[BEGIN Dataset rows]

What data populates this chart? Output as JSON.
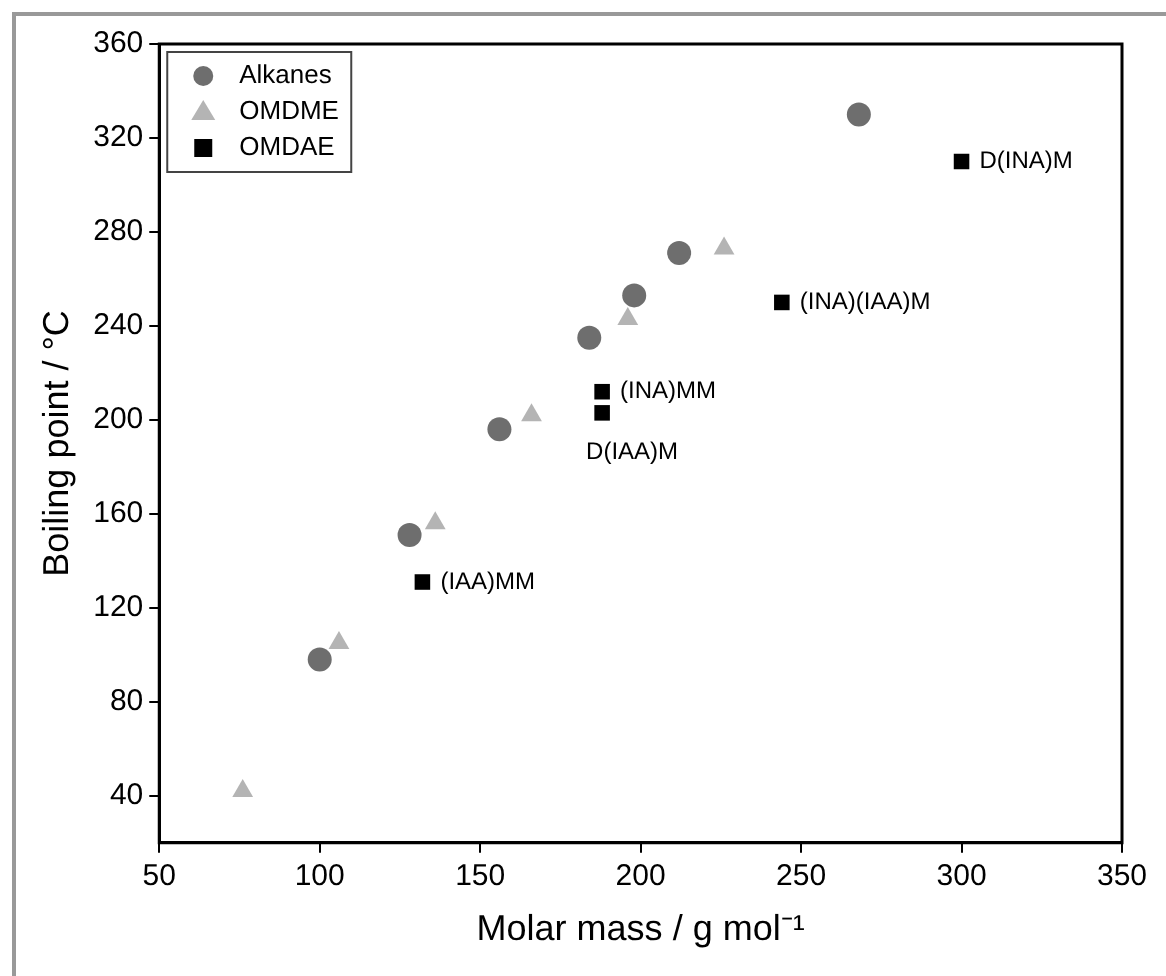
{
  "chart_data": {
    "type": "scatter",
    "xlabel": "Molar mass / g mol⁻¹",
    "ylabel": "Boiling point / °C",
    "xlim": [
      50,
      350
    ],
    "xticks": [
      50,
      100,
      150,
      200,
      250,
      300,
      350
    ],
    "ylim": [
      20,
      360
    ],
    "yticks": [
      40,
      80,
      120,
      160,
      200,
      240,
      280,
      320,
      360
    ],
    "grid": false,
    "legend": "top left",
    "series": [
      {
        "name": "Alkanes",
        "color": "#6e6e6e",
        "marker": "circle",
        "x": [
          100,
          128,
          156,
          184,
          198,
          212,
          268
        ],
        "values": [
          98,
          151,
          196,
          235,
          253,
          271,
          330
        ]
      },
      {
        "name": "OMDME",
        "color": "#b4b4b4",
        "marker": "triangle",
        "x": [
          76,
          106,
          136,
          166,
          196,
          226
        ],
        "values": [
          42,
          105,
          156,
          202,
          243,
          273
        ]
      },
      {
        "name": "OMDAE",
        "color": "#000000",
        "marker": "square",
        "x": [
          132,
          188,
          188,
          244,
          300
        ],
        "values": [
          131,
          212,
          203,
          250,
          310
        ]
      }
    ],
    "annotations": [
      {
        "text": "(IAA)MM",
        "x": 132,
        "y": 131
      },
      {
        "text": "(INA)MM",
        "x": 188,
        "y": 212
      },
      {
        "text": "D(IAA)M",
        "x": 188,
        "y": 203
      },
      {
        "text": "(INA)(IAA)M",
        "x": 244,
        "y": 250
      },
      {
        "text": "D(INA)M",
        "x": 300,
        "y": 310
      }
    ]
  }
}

[END Dataset rows]

Short problem: Write the records out again in full, exactly, and skip every picture.

The answer:
What data populates this chart? Output as JSON.
{
  "chart_data": {
    "type": "scatter",
    "xlabel": "Molar mass / g mol⁻¹",
    "ylabel": "Boiling point / °C",
    "xlim": [
      50,
      350
    ],
    "xticks": [
      50,
      100,
      150,
      200,
      250,
      300,
      350
    ],
    "ylim": [
      20,
      360
    ],
    "yticks": [
      40,
      80,
      120,
      160,
      200,
      240,
      280,
      320,
      360
    ],
    "grid": false,
    "legend": "top left",
    "series": [
      {
        "name": "Alkanes",
        "color": "#6e6e6e",
        "marker": "circle",
        "x": [
          100,
          128,
          156,
          184,
          198,
          212,
          268
        ],
        "values": [
          98,
          151,
          196,
          235,
          253,
          271,
          330
        ]
      },
      {
        "name": "OMDME",
        "color": "#b4b4b4",
        "marker": "triangle",
        "x": [
          76,
          106,
          136,
          166,
          196,
          226
        ],
        "values": [
          42,
          105,
          156,
          202,
          243,
          273
        ]
      },
      {
        "name": "OMDAE",
        "color": "#000000",
        "marker": "square",
        "x": [
          132,
          188,
          188,
          244,
          300
        ],
        "values": [
          131,
          212,
          203,
          250,
          310
        ]
      }
    ],
    "annotations": [
      {
        "text": "(IAA)MM",
        "x": 132,
        "y": 131
      },
      {
        "text": "(INA)MM",
        "x": 188,
        "y": 212
      },
      {
        "text": "D(IAA)M",
        "x": 188,
        "y": 203
      },
      {
        "text": "(INA)(IAA)M",
        "x": 244,
        "y": 250
      },
      {
        "text": "D(INA)M",
        "x": 300,
        "y": 310
      }
    ]
  }
}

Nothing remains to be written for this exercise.